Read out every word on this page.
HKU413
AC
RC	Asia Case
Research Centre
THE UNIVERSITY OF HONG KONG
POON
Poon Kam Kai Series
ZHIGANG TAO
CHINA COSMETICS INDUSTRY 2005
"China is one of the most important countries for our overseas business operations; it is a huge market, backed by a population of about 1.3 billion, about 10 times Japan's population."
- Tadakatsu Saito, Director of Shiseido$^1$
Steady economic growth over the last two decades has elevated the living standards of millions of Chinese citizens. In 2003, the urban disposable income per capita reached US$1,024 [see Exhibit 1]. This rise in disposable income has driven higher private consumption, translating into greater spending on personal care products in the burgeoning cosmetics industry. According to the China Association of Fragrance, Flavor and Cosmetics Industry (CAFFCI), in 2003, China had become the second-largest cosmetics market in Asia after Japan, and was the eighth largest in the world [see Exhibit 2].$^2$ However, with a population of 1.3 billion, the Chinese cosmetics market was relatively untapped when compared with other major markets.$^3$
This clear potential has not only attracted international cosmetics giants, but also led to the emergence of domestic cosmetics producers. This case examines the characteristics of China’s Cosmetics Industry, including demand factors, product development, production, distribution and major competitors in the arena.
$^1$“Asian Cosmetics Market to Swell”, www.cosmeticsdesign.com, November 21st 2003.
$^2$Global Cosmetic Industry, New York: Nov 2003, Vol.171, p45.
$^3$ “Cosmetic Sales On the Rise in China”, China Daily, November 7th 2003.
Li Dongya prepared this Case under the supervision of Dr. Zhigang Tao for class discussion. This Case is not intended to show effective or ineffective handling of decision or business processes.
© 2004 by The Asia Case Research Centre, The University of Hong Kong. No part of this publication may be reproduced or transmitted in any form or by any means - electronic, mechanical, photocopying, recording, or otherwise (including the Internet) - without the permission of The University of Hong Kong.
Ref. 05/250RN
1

### Stated goal
The answer is a single number, the count of lines in the records that contain the string "population".

### Response for this exercise
2